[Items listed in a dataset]
-- START --

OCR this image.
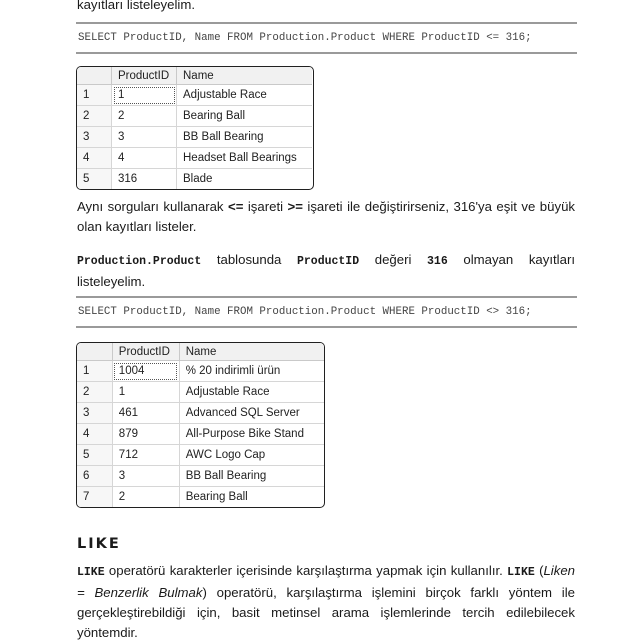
kayıtları listeleyelim.
SELECT ProductID, Name FROM Production.Product WHERE ProductID <= 316;
	ProductID	Name
1	1	Adjustable Race
2	2	Bearing Ball
3	3	BB Ball Bearing
4	4	Headset Ball Bearings
5	316	Blade
Aynı sorguları kullanarak <= işareti >= işareti ile değiştirirseniz, 316'ya eşit ve büyük olan kayıtları listeler.
Production.Product tablosunda ProductID değeri 316 olmayan kayıtları listeleyelim.
SELECT ProductID, Name FROM Production.Product WHERE ProductID <> 316;
	ProductID	Name
1	1004	% 20 indirimli ürün
2	1	Adjustable Race
3	461	Advanced SQL Server
4	879	All-Purpose Bike Stand
5	712	AWC Logo Cap
6	3	BB Ball Bearing
7	2	Bearing Ball
LIKE
LIKE operatörü karakterler içerisinde karşılaştırma yapmak için kullanılır. LIKE (Liken = Benzerlik Bulmak) operatörü, karşılaştırma işlemini birçok farklı yöntem ile gerçekleştirebildiği için, basit metinsel arama işlemlerinde tercih edilebilecek yöntemdir.
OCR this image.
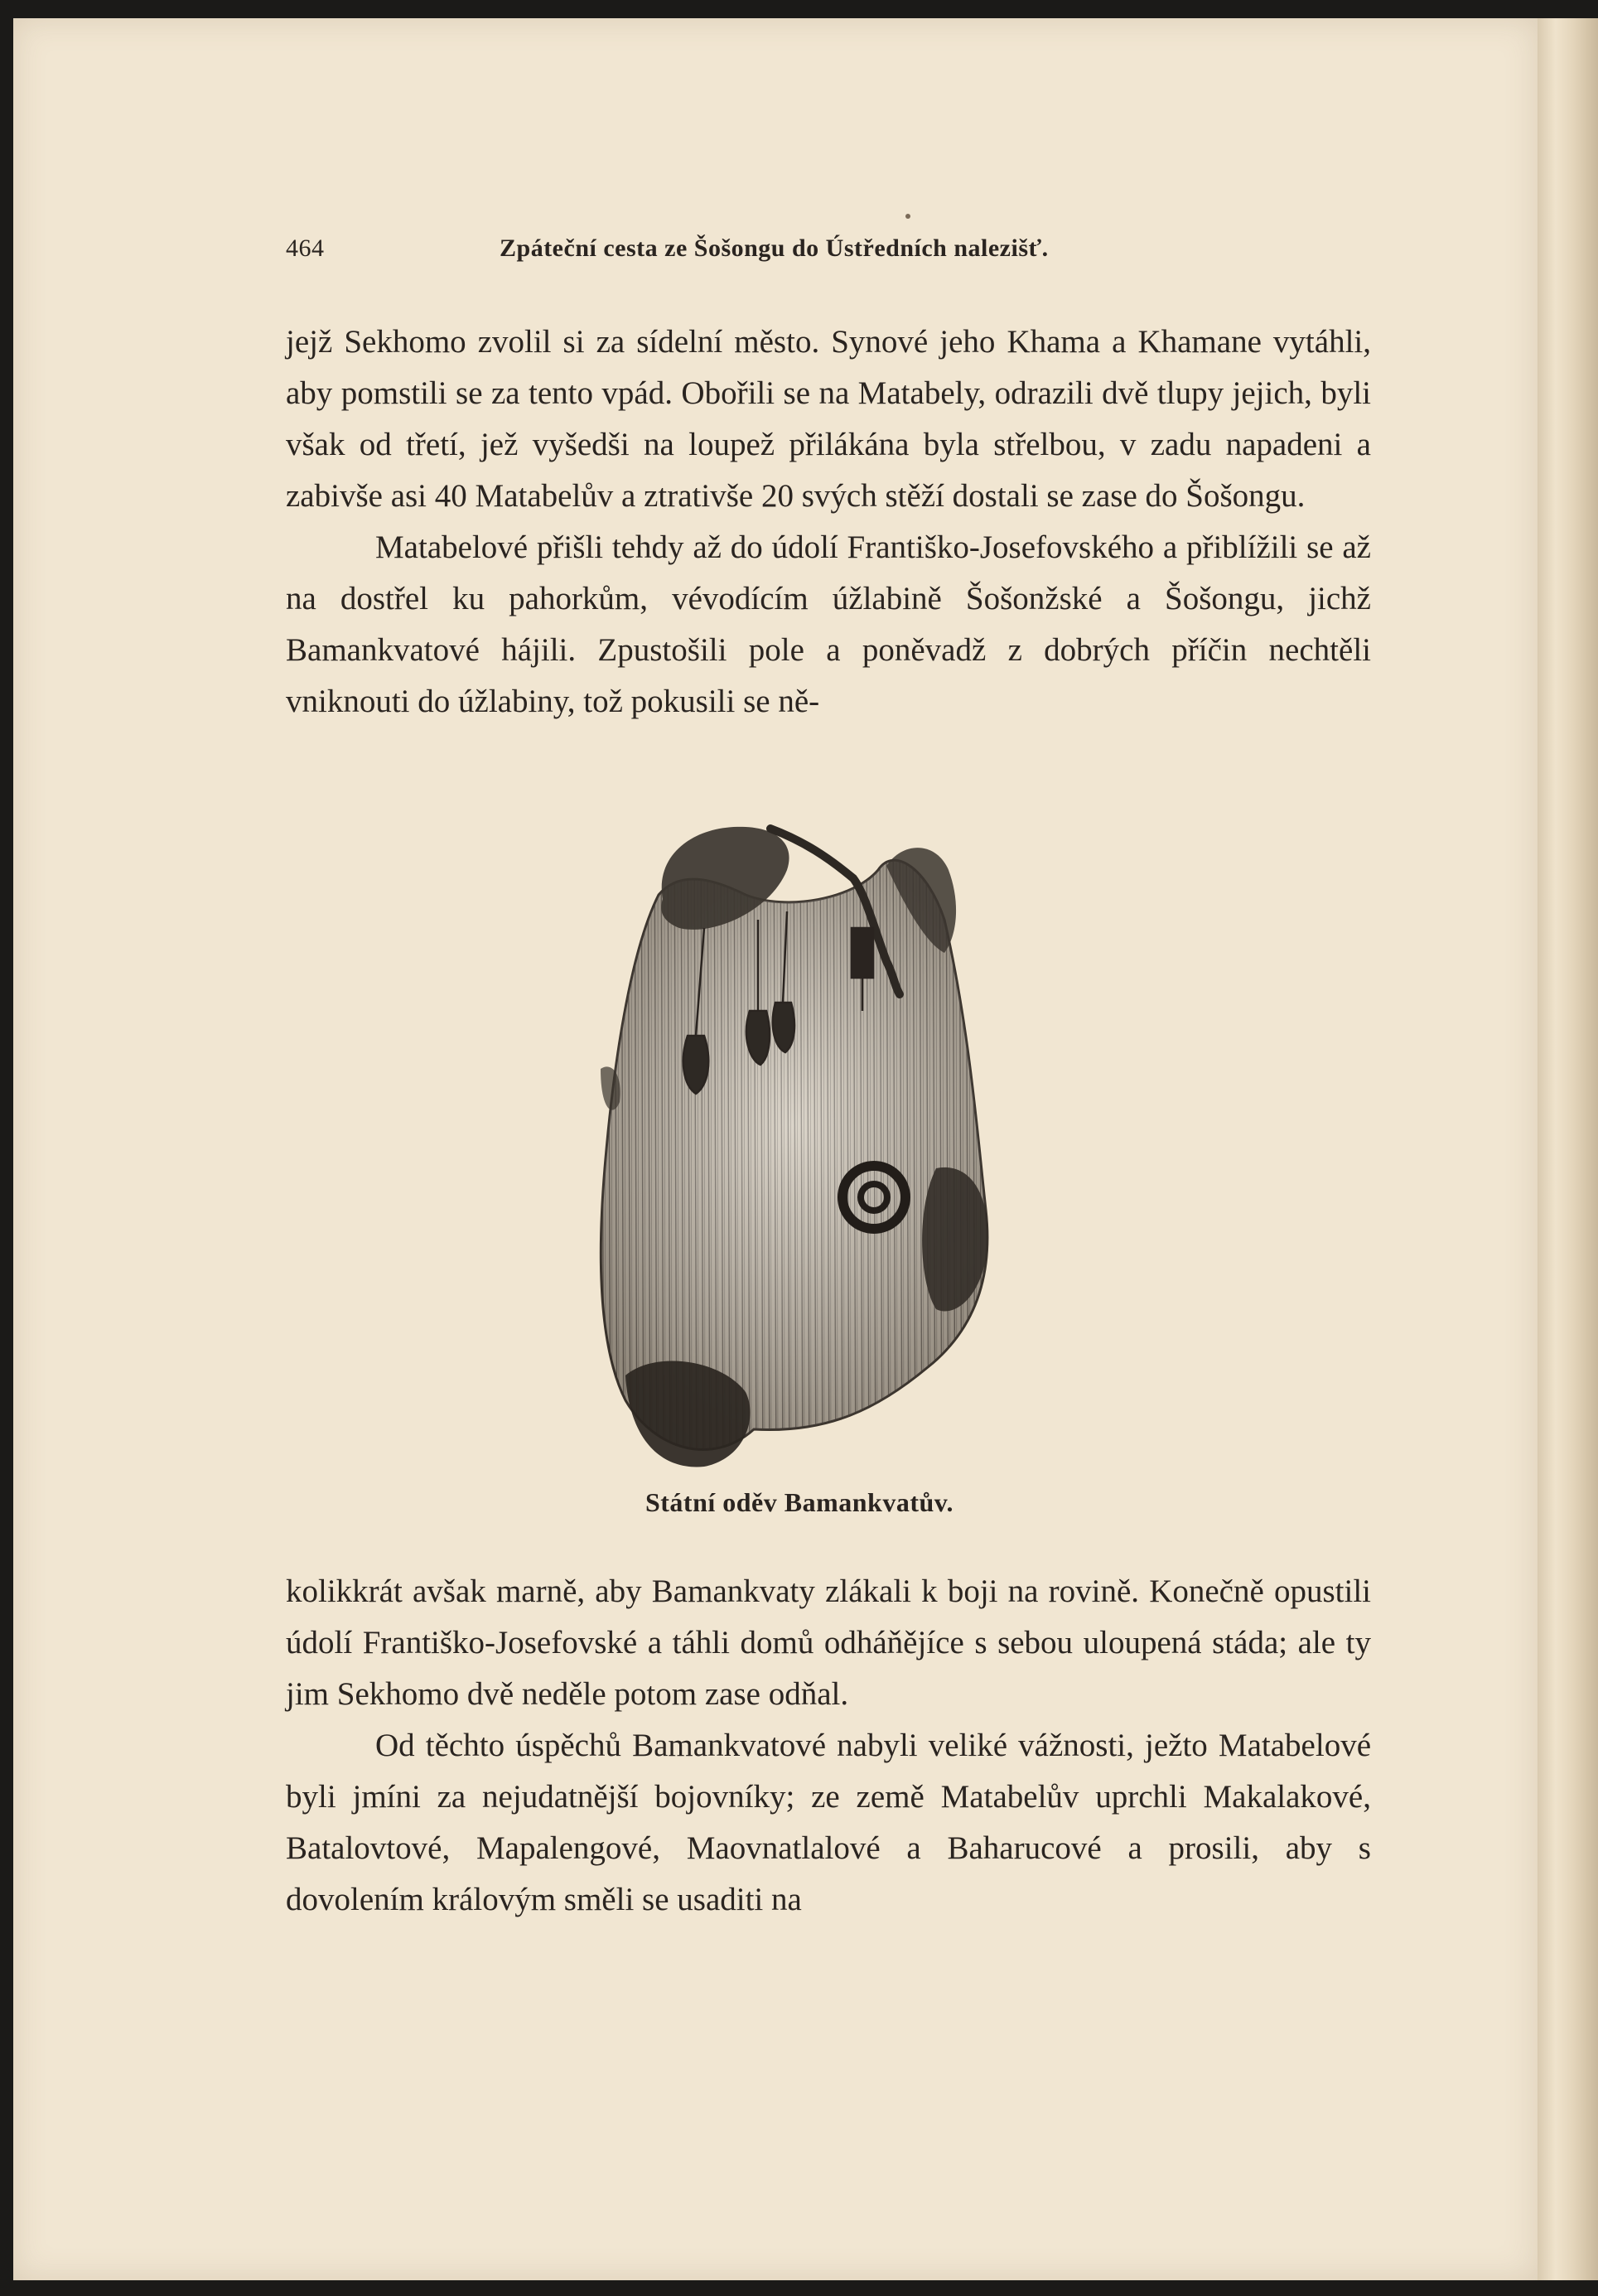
464	Zpáteční cesta ze Šošongu do Ústředních nalezišť.

jejž Sekhomo zvolil si za sídelní město. Synové jeho Khama a Khamane vytáhli, aby pomstili se za tento vpád. Obořili se na Matabely, odrazili dvě tlupy jejich, byli však od třetí, jež vyšedši na loupež přilákána byla střelbou, v zadu napadeni a zabivše asi 40 Matabelův a ztrativše 20 svých stěží dostali se zase do Šošongu.

Matabelové přišli tehdy až do údolí Františko-Josefovského a přiblížili se až na dostřel ku pahorkům, vévodícím úžlabině Šošonžské a Šošongu, jichž Bamankvatové hájili. Zpustošili pole a poněvadž z dobrých příčin nechtěli vniknouti do úžlabiny, tož pokusili se ně-

Státní oděv Bamankvatův.

kolikkrát avšak marně, aby Bamankvaty zlákali k boji na rovině. Konečně opustili údolí Františko-Josefovské a táhli domů odháňějíce s sebou uloupená stáda; ale ty jim Sekhomo dvě neděle potom zase odňal.

Od těchto úspěchů Bamankvatové nabyli veliké vážnosti, ježto Matabelové byli jmíni za nejudatnější bojovníky; ze země Matabelův uprchli Makalakové, Batalovtové, Mapalengové, Maovnatlalové a Baharucové a prosili, aby s dovolením královým směli se usaditi na
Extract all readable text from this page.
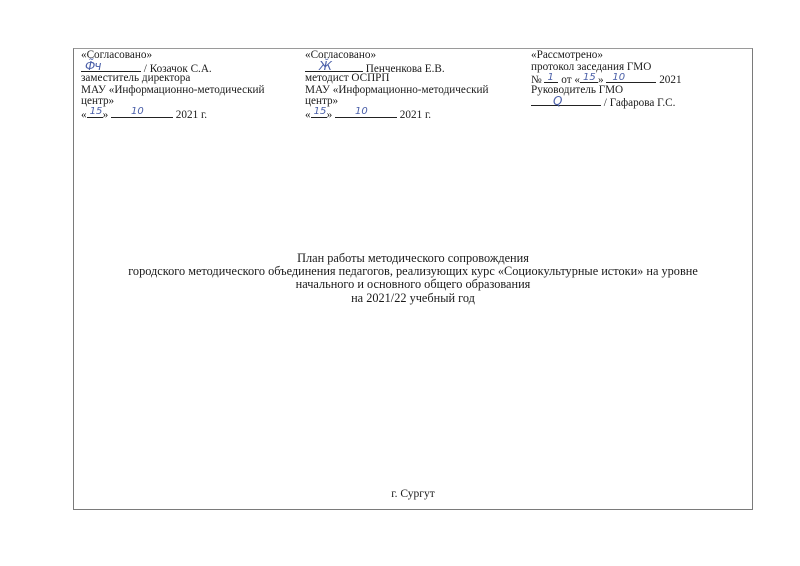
«Согласовано»
Ф̃ч	/ Козачок С.А.
заместитель директора
МАУ «Информационно-методический
центр»
« 15 » 10	2021 г.
«Согласовано»
Ӂ	Пенченкова Е.В.
методист ОСПРП
МАУ «Информационно-методический
центр»
« 15 » 10	2021 г.
«Рассмотрено»
протокол заседания ГМО
№ 1 от « 15 » 10	2021
Руководитель ГМО
Q	/ Гафарова Г.С.
План работы методического сопровождения
городского методического объединения педагогов, реализующих курс «Социокультурные истоки» на уровне
начального и основного общего образования
на 2021/22 учебный год
г. Сургут
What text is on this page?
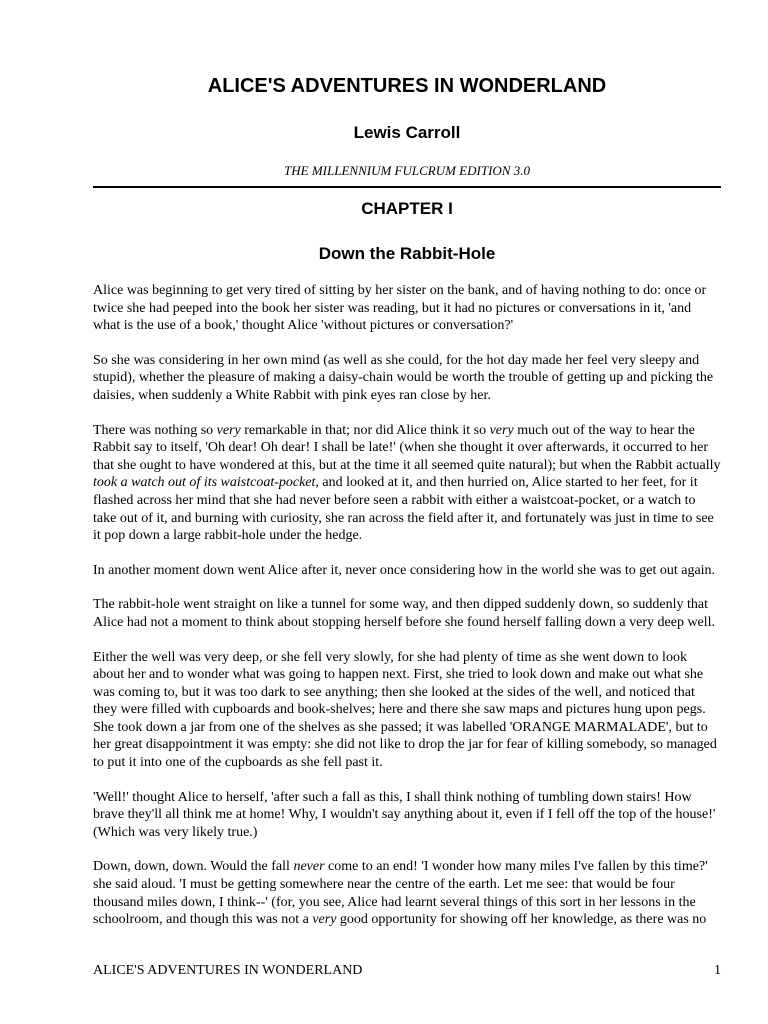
ALICE'S ADVENTURES IN WONDERLAND
Lewis Carroll

THE MILLENNIUM FULCRUM EDITION 3.0

CHAPTER I
Down the Rabbit-Hole

Alice was beginning to get very tired of sitting by her sister on the bank, and of having nothing to do: once or twice she had peeped into the book her sister was reading, but it had no pictures or conversations in it, 'and what is the use of a book,' thought Alice 'without pictures or conversation?'

So she was considering in her own mind (as well as she could, for the hot day made her feel very sleepy and stupid), whether the pleasure of making a daisy-chain would be worth the trouble of getting up and picking the daisies, when suddenly a White Rabbit with pink eyes ran close by her.

There was nothing so very remarkable in that; nor did Alice think it so very much out of the way to hear the Rabbit say to itself, 'Oh dear! Oh dear! I shall be late!' (when she thought it over afterwards, it occurred to her that she ought to have wondered at this, but at the time it all seemed quite natural); but when the Rabbit actually took a watch out of its waistcoat-pocket, and looked at it, and then hurried on, Alice started to her feet, for it flashed across her mind that she had never before seen a rabbit with either a waistcoat-pocket, or a watch to take out of it, and burning with curiosity, she ran across the field after it, and fortunately was just in time to see it pop down a large rabbit-hole under the hedge.

In another moment down went Alice after it, never once considering how in the world she was to get out again.

The rabbit-hole went straight on like a tunnel for some way, and then dipped suddenly down, so suddenly that Alice had not a moment to think about stopping herself before she found herself falling down a very deep well.

Either the well was very deep, or she fell very slowly, for she had plenty of time as she went down to look about her and to wonder what was going to happen next. First, she tried to look down and make out what she was coming to, but it was too dark to see anything; then she looked at the sides of the well, and noticed that they were filled with cupboards and book-shelves; here and there she saw maps and pictures hung upon pegs. She took down a jar from one of the shelves as she passed; it was labelled 'ORANGE MARMALADE', but to her great disappointment it was empty: she did not like to drop the jar for fear of killing somebody, so managed to put it into one of the cupboards as she fell past it.

'Well!' thought Alice to herself, 'after such a fall as this, I shall think nothing of tumbling down stairs! How brave they'll all think me at home! Why, I wouldn't say anything about it, even if I fell off the top of the house!' (Which was very likely true.)

Down, down, down. Would the fall never come to an end! 'I wonder how many miles I've fallen by this time?' she said aloud. 'I must be getting somewhere near the centre of the earth. Let me see: that would be four thousand miles down, I think--' (for, you see, Alice had learnt several things of this sort in her lessons in the schoolroom, and though this was not a very good opportunity for showing off her knowledge, as there was no

ALICE'S ADVENTURES IN WONDERLAND	1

-- END --

• [What you are asked to do]
Only a number is wanted: how many lines of the material above hold "zase"?

• [Correct output]
2